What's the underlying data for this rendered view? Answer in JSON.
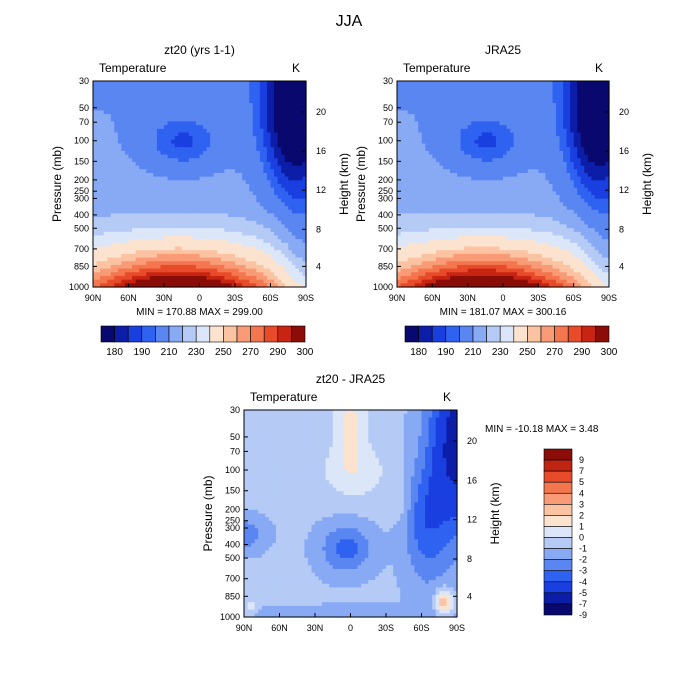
{
  "figure_title": "JJA",
  "chart_data": [
    {
      "type": "heatmap",
      "title": "zt20 (yrs 1-1)",
      "subtitle": "Temperature",
      "units": "K",
      "ylabel": "Pressure (mb)",
      "y2label": "Height (km)",
      "x_ticks": [
        "90N",
        "60N",
        "30N",
        "0",
        "30S",
        "60S",
        "90S"
      ],
      "y_ticks": [
        "30",
        "50",
        "70",
        "100",
        "150",
        "200",
        "250",
        "300",
        "400",
        "500",
        "700",
        "850",
        "1000"
      ],
      "y2_ticks": [
        "20",
        "16",
        "12",
        "8",
        "4"
      ],
      "stats": "MIN = 170.88   MAX = 299.00",
      "colorbar_labels": [
        "180",
        "190",
        "210",
        "230",
        "250",
        "270",
        "290",
        "300"
      ]
    },
    {
      "type": "heatmap",
      "title": "JRA25",
      "subtitle": "Temperature",
      "units": "K",
      "ylabel": "Pressure (mb)",
      "y2label": "Height (km)",
      "x_ticks": [
        "90N",
        "60N",
        "30N",
        "0",
        "30S",
        "60S",
        "90S"
      ],
      "y_ticks": [
        "30",
        "50",
        "70",
        "100",
        "150",
        "200",
        "250",
        "300",
        "400",
        "500",
        "700",
        "850",
        "1000"
      ],
      "y2_ticks": [
        "20",
        "16",
        "12",
        "8",
        "4"
      ],
      "stats": "MIN = 181.07   MAX = 300.16",
      "colorbar_labels": [
        "180",
        "190",
        "210",
        "230",
        "250",
        "270",
        "290",
        "300"
      ]
    },
    {
      "type": "heatmap",
      "title": "zt20 - JRA25",
      "subtitle": "Temperature",
      "units": "K",
      "ylabel": "Pressure (mb)",
      "y2label": "Height (km)",
      "x_ticks": [
        "90N",
        "60N",
        "30N",
        "0",
        "30S",
        "60S",
        "90S"
      ],
      "y_ticks": [
        "30",
        "50",
        "70",
        "100",
        "150",
        "200",
        "250",
        "300",
        "400",
        "500",
        "700",
        "850",
        "1000"
      ],
      "y2_ticks": [
        "20",
        "16",
        "12",
        "8",
        "4"
      ],
      "stats": "MIN = -10.18   MAX =    3.48",
      "colorbar_labels": [
        "9",
        "7",
        "5",
        "4",
        "3",
        "2",
        "1",
        "0",
        "-1",
        "-2",
        "-3",
        "-4",
        "-5",
        "-7",
        "-9"
      ]
    }
  ],
  "colors": {
    "abs_scale": [
      "#08086e",
      "#0c1ea8",
      "#1a3fe0",
      "#2f62f0",
      "#5a86f2",
      "#88aaf4",
      "#b5cbf6",
      "#dbe6f8",
      "#fbe3cf",
      "#fbc3a2",
      "#f99b76",
      "#f3764f",
      "#e84b2a",
      "#c82412",
      "#8a0d08"
    ],
    "diff_scale": [
      "#8a0d08",
      "#c02412",
      "#e84b2a",
      "#f3764f",
      "#f99b76",
      "#fbc3a2",
      "#fbe3cf",
      "#dbe6f8",
      "#b5cbf6",
      "#88aaf4",
      "#5a86f2",
      "#2f62f0",
      "#1a3fe0",
      "#0c1ea8",
      "#08086e"
    ]
  }
}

▶ WHAT IS REQUIRED
Using the records above, retype everything exactly except the pictures.

▶ RESULT
What's the underlying data for this rendered view? Answer in JSON.
{
  "figure_title": "JJA",
  "chart_data": [
    {
      "type": "heatmap",
      "title": "zt20 (yrs 1-1)",
      "subtitle": "Temperature",
      "units": "K",
      "ylabel": "Pressure (mb)",
      "y2label": "Height (km)",
      "x_ticks": [
        "90N",
        "60N",
        "30N",
        "0",
        "30S",
        "60S",
        "90S"
      ],
      "y_ticks": [
        "30",
        "50",
        "70",
        "100",
        "150",
        "200",
        "250",
        "300",
        "400",
        "500",
        "700",
        "850",
        "1000"
      ],
      "y2_ticks": [
        "20",
        "16",
        "12",
        "8",
        "4"
      ],
      "stats": "MIN = 170.88   MAX = 299.00",
      "colorbar_labels": [
        "180",
        "190",
        "210",
        "230",
        "250",
        "270",
        "290",
        "300"
      ]
    },
    {
      "type": "heatmap",
      "title": "JRA25",
      "subtitle": "Temperature",
      "units": "K",
      "ylabel": "Pressure (mb)",
      "y2label": "Height (km)",
      "x_ticks": [
        "90N",
        "60N",
        "30N",
        "0",
        "30S",
        "60S",
        "90S"
      ],
      "y_ticks": [
        "30",
        "50",
        "70",
        "100",
        "150",
        "200",
        "250",
        "300",
        "400",
        "500",
        "700",
        "850",
        "1000"
      ],
      "y2_ticks": [
        "20",
        "16",
        "12",
        "8",
        "4"
      ],
      "stats": "MIN = 181.07   MAX = 300.16",
      "colorbar_labels": [
        "180",
        "190",
        "210",
        "230",
        "250",
        "270",
        "290",
        "300"
      ]
    },
    {
      "type": "heatmap",
      "title": "zt20 - JRA25",
      "subtitle": "Temperature",
      "units": "K",
      "ylabel": "Pressure (mb)",
      "y2label": "Height (km)",
      "x_ticks": [
        "90N",
        "60N",
        "30N",
        "0",
        "30S",
        "60S",
        "90S"
      ],
      "y_ticks": [
        "30",
        "50",
        "70",
        "100",
        "150",
        "200",
        "250",
        "300",
        "400",
        "500",
        "700",
        "850",
        "1000"
      ],
      "y2_ticks": [
        "20",
        "16",
        "12",
        "8",
        "4"
      ],
      "stats": "MIN = -10.18   MAX =    3.48",
      "colorbar_labels": [
        "9",
        "7",
        "5",
        "4",
        "3",
        "2",
        "1",
        "0",
        "-1",
        "-2",
        "-3",
        "-4",
        "-5",
        "-7",
        "-9"
      ]
    }
  ],
  "colors": {
    "abs_scale": [
      "#08086e",
      "#0c1ea8",
      "#1a3fe0",
      "#2f62f0",
      "#5a86f2",
      "#88aaf4",
      "#b5cbf6",
      "#dbe6f8",
      "#fbe3cf",
      "#fbc3a2",
      "#f99b76",
      "#f3764f",
      "#e84b2a",
      "#c82412",
      "#8a0d08"
    ],
    "diff_scale": [
      "#8a0d08",
      "#c02412",
      "#e84b2a",
      "#f3764f",
      "#f99b76",
      "#fbc3a2",
      "#fbe3cf",
      "#dbe6f8",
      "#b5cbf6",
      "#88aaf4",
      "#5a86f2",
      "#2f62f0",
      "#1a3fe0",
      "#0c1ea8",
      "#08086e"
    ]
  }
}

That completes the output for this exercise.